=== Records for this task ===

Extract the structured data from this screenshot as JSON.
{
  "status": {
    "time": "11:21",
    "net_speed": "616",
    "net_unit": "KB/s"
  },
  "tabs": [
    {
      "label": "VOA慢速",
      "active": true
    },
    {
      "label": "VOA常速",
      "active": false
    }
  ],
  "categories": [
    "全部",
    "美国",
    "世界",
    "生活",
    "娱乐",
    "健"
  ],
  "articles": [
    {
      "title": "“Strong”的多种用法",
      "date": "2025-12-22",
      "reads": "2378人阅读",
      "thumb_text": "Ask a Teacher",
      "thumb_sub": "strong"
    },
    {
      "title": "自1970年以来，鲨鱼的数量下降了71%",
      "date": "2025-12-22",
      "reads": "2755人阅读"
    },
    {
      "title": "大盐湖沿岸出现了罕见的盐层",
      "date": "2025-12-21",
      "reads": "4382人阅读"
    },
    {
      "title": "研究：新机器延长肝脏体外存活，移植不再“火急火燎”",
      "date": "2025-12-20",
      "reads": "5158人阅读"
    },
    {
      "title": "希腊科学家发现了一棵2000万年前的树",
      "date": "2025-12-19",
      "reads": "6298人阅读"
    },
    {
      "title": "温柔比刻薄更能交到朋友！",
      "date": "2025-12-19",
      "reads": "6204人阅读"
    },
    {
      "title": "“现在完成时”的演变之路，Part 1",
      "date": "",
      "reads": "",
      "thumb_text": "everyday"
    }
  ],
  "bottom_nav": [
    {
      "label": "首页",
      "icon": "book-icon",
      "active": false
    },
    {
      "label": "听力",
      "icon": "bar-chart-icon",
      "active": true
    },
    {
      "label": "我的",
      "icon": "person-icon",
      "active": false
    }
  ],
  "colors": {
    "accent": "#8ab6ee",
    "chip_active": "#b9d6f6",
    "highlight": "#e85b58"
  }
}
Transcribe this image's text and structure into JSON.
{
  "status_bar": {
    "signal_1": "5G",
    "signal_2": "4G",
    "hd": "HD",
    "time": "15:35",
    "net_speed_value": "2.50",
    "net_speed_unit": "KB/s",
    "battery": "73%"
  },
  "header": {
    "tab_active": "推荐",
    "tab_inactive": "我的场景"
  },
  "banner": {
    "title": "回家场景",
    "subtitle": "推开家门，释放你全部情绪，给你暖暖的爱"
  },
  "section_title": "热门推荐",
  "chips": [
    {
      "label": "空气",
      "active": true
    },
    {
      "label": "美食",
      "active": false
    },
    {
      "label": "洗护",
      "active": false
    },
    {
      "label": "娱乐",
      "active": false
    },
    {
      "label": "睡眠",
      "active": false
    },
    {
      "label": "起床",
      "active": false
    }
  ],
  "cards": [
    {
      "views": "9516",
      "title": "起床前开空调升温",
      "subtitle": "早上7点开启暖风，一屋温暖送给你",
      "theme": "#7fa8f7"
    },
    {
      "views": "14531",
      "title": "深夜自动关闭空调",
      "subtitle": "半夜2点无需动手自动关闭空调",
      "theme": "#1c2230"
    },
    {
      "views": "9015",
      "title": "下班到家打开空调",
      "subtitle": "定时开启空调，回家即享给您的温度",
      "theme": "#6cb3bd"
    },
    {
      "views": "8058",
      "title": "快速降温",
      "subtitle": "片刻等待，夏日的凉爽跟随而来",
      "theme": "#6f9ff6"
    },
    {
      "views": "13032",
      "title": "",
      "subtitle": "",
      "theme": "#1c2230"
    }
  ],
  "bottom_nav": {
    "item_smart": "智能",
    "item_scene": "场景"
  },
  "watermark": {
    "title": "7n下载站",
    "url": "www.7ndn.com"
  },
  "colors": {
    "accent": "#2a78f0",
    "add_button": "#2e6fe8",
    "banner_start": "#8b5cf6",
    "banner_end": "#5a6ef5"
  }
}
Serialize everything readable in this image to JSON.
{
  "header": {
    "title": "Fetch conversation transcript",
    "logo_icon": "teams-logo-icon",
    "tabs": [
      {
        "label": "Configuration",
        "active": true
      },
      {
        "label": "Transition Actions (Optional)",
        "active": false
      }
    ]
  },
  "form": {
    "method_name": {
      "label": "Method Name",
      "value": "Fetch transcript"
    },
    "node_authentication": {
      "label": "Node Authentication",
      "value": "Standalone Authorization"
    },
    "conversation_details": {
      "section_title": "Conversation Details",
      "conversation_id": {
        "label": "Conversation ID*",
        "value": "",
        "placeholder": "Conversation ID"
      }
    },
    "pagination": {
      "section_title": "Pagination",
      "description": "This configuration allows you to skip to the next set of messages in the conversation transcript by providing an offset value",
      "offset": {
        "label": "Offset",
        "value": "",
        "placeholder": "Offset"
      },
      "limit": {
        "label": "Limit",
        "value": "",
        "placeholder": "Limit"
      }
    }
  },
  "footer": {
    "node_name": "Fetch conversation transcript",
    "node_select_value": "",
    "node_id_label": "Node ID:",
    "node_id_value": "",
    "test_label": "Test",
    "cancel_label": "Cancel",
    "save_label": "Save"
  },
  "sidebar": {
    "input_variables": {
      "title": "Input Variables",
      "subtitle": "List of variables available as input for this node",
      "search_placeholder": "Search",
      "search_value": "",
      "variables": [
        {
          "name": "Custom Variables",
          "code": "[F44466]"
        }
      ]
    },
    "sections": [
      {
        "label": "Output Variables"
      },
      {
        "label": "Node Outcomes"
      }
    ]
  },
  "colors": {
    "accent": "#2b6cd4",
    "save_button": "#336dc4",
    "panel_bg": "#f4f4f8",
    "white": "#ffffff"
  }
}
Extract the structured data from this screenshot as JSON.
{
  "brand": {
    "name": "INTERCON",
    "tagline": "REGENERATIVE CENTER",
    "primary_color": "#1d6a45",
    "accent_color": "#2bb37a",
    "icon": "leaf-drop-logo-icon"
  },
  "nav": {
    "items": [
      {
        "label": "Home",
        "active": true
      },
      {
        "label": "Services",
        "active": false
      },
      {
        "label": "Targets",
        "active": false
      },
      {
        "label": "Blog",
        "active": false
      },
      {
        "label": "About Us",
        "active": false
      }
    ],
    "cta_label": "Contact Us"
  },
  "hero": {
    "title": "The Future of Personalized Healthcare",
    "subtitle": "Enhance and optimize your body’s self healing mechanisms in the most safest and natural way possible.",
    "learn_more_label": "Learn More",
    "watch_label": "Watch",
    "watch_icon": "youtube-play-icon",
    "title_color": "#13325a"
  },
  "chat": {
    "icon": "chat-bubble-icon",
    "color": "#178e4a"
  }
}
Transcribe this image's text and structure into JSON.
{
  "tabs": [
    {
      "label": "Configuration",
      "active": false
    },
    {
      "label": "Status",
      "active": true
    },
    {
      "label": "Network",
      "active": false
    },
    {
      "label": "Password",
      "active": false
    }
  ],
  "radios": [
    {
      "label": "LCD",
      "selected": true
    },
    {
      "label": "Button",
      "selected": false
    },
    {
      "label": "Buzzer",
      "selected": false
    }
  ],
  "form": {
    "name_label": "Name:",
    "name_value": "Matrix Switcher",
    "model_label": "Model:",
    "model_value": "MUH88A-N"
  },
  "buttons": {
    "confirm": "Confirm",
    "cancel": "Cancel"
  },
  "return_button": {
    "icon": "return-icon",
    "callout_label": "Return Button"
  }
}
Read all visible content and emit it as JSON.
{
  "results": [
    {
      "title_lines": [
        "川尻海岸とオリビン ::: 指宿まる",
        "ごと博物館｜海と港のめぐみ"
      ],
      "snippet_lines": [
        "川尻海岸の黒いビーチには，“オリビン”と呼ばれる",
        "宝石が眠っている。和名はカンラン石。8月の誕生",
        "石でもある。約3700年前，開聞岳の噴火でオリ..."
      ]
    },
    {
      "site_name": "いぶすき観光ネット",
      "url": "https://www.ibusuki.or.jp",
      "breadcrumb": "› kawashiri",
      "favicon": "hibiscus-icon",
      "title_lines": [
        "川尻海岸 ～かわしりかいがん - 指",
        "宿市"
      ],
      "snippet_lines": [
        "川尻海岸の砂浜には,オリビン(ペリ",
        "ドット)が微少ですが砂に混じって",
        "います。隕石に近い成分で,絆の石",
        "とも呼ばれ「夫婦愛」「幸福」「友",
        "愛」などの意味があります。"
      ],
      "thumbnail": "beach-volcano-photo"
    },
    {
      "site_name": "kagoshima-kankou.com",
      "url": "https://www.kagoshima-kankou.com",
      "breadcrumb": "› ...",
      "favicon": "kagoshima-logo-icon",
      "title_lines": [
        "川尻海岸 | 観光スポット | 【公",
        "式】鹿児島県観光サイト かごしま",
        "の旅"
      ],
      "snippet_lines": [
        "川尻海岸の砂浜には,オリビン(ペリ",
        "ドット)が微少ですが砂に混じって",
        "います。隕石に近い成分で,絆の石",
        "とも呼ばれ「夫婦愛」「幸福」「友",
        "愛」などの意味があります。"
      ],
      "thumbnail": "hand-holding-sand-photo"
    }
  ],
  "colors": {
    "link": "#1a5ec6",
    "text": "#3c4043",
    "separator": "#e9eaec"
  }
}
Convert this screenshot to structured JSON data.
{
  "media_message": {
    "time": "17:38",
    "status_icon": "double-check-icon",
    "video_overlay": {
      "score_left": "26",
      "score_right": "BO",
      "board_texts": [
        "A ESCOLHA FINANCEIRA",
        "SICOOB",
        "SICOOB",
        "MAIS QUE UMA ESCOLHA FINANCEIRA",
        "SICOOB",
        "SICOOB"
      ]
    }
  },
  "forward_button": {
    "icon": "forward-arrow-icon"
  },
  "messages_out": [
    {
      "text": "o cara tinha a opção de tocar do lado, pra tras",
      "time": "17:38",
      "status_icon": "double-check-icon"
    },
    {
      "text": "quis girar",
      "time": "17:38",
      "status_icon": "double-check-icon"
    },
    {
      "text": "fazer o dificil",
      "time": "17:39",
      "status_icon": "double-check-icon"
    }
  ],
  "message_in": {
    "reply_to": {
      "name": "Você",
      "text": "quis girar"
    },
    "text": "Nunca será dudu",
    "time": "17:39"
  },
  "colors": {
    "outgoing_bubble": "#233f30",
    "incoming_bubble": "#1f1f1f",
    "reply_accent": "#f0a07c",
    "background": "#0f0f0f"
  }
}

===

- [Exercise brief]
Scan the entries above for the word "transcript" and collect each line holding it.

- [Answer to this problem]
    "title": "Fetch conversation transcript",
      "value": "Fetch transcript"
      "description": "This configuration allows you to skip to the next set of messages in the conversation transcript by providing an offset value",
    "node_name": "Fetch conversation transcript",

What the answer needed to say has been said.